→ What to produce:
Tally how many lines hold the string "yanvar". Your reply should be that number alone.

→ Records shown:

--- start ---

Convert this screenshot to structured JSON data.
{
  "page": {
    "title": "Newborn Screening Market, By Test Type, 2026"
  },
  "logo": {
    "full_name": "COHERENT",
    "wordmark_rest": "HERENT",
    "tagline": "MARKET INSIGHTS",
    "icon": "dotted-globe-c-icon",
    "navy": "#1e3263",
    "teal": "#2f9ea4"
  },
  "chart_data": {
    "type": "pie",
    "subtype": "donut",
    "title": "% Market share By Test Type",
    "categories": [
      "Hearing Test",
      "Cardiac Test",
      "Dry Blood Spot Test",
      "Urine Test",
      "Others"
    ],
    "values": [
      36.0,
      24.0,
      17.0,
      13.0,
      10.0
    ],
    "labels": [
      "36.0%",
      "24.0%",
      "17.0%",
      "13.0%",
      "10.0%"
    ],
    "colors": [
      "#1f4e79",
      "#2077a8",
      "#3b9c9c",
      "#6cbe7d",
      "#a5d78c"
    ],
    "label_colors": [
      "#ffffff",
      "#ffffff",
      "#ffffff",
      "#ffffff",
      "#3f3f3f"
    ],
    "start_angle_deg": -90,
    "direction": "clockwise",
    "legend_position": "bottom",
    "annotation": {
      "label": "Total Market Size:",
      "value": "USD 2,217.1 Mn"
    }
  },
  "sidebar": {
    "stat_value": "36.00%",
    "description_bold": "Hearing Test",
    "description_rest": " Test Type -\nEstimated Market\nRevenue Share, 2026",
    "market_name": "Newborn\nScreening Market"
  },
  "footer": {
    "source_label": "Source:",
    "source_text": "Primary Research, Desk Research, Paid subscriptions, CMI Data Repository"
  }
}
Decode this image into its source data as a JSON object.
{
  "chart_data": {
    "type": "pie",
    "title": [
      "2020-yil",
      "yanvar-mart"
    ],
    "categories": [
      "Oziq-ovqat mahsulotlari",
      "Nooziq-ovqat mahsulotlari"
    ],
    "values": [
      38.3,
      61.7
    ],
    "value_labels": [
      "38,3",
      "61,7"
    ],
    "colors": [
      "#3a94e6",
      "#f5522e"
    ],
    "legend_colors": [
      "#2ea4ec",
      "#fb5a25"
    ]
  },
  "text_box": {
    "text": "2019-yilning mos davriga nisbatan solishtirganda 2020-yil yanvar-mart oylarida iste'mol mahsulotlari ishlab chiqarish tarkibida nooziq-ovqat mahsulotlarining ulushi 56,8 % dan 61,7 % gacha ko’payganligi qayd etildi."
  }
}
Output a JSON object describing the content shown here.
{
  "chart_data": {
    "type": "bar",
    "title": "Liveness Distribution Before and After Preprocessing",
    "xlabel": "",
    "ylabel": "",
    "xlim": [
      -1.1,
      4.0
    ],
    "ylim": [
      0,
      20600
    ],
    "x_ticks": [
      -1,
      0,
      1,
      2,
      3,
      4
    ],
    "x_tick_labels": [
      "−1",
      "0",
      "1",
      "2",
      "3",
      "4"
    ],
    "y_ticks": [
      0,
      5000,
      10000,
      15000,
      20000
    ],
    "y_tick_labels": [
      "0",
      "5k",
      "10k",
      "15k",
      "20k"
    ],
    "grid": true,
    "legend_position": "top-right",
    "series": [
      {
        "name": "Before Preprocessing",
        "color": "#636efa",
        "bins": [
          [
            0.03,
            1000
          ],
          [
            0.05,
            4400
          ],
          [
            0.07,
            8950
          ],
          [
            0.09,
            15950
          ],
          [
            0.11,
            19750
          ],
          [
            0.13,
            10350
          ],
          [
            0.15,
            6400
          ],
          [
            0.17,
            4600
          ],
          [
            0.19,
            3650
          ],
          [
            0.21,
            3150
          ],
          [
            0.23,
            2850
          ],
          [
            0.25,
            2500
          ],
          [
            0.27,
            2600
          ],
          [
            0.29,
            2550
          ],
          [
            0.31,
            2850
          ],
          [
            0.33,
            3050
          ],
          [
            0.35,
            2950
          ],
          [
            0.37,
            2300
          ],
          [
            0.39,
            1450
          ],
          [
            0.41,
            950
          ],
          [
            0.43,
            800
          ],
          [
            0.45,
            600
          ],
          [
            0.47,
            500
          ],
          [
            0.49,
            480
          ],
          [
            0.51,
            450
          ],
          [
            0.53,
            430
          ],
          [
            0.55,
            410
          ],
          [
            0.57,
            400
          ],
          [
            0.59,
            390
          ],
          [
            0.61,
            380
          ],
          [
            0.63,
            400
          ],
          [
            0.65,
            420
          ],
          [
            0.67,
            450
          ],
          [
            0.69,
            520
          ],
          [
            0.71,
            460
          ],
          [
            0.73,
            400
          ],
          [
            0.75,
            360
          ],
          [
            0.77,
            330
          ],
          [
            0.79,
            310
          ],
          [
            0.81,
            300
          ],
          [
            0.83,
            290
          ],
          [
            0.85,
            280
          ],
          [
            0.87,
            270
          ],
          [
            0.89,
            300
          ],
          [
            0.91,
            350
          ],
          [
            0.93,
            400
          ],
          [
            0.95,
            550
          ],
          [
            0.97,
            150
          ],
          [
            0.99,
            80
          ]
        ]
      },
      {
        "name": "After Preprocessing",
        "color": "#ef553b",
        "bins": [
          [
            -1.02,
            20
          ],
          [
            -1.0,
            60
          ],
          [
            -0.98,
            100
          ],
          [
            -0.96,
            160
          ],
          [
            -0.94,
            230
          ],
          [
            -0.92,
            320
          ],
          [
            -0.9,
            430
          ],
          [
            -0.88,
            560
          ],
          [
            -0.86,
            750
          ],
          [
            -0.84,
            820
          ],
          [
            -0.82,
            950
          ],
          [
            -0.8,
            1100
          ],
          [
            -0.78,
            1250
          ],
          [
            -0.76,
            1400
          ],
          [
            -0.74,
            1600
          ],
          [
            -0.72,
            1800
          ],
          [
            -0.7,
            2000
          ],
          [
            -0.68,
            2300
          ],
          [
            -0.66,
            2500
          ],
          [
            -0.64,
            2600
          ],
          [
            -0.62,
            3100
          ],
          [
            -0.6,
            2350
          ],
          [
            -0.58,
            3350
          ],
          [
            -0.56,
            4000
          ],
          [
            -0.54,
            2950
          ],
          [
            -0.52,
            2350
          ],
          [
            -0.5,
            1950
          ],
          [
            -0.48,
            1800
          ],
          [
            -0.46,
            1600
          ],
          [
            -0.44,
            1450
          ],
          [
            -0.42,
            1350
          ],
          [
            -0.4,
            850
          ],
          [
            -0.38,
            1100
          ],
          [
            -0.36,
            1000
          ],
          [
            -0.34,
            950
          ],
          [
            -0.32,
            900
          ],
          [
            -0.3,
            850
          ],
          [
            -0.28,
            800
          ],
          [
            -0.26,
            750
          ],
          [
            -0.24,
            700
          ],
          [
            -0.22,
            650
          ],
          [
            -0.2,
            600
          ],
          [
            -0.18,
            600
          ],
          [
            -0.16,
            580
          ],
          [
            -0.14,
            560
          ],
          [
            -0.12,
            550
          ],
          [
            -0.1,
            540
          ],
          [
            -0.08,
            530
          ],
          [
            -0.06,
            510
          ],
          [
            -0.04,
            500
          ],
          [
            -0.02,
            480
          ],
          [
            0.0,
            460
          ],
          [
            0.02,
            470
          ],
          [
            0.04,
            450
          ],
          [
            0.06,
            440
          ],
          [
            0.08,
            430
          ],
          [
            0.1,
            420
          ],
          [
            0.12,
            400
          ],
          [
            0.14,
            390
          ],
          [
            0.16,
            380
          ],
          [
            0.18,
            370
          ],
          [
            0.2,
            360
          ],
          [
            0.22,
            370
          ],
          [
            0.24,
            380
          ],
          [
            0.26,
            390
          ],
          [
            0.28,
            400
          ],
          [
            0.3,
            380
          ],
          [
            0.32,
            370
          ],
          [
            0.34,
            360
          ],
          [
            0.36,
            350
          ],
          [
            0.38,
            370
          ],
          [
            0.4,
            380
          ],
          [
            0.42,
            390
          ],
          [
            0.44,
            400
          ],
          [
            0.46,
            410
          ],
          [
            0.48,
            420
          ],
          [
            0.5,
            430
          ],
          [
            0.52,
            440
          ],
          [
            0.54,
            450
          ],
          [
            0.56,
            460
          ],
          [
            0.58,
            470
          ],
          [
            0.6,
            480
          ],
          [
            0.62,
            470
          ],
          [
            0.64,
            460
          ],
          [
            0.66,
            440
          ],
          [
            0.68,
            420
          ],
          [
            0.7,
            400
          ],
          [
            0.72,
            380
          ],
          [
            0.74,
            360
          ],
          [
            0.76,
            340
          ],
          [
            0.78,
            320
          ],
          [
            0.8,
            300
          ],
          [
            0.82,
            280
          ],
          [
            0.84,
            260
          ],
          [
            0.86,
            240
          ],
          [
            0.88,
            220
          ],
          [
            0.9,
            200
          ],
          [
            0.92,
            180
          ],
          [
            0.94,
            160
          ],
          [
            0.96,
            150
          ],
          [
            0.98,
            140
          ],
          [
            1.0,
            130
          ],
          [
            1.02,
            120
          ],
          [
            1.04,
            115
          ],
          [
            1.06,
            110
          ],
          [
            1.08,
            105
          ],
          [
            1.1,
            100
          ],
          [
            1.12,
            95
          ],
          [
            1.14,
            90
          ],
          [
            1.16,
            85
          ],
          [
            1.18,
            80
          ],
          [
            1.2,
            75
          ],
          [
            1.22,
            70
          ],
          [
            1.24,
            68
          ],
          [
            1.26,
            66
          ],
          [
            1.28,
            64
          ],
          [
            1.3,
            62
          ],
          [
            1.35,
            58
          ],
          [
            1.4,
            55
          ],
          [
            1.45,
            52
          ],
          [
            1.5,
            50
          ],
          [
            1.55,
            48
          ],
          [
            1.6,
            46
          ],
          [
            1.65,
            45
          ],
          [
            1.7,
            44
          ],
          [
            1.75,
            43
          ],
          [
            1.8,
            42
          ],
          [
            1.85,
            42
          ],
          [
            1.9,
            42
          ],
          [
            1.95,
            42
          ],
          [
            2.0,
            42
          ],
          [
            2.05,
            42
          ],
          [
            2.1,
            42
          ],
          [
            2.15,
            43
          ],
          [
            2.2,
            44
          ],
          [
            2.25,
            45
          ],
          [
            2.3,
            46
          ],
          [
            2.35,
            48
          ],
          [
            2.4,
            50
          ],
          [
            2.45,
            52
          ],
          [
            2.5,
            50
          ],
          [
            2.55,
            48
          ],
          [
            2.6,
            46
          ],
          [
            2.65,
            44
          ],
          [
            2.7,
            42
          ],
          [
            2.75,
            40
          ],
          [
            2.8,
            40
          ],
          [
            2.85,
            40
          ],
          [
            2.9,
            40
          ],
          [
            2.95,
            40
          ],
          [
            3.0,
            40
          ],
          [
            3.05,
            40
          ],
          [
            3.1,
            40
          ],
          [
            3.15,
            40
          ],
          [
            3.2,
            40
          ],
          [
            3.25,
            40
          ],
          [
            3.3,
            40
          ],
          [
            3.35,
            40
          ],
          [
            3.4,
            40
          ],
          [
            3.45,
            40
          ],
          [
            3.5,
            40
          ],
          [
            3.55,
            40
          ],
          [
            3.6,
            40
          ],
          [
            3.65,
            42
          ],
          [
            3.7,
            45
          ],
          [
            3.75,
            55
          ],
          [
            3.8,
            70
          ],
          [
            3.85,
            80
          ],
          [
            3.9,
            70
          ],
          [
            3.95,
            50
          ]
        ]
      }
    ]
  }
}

--- end ---

→ The answer:
2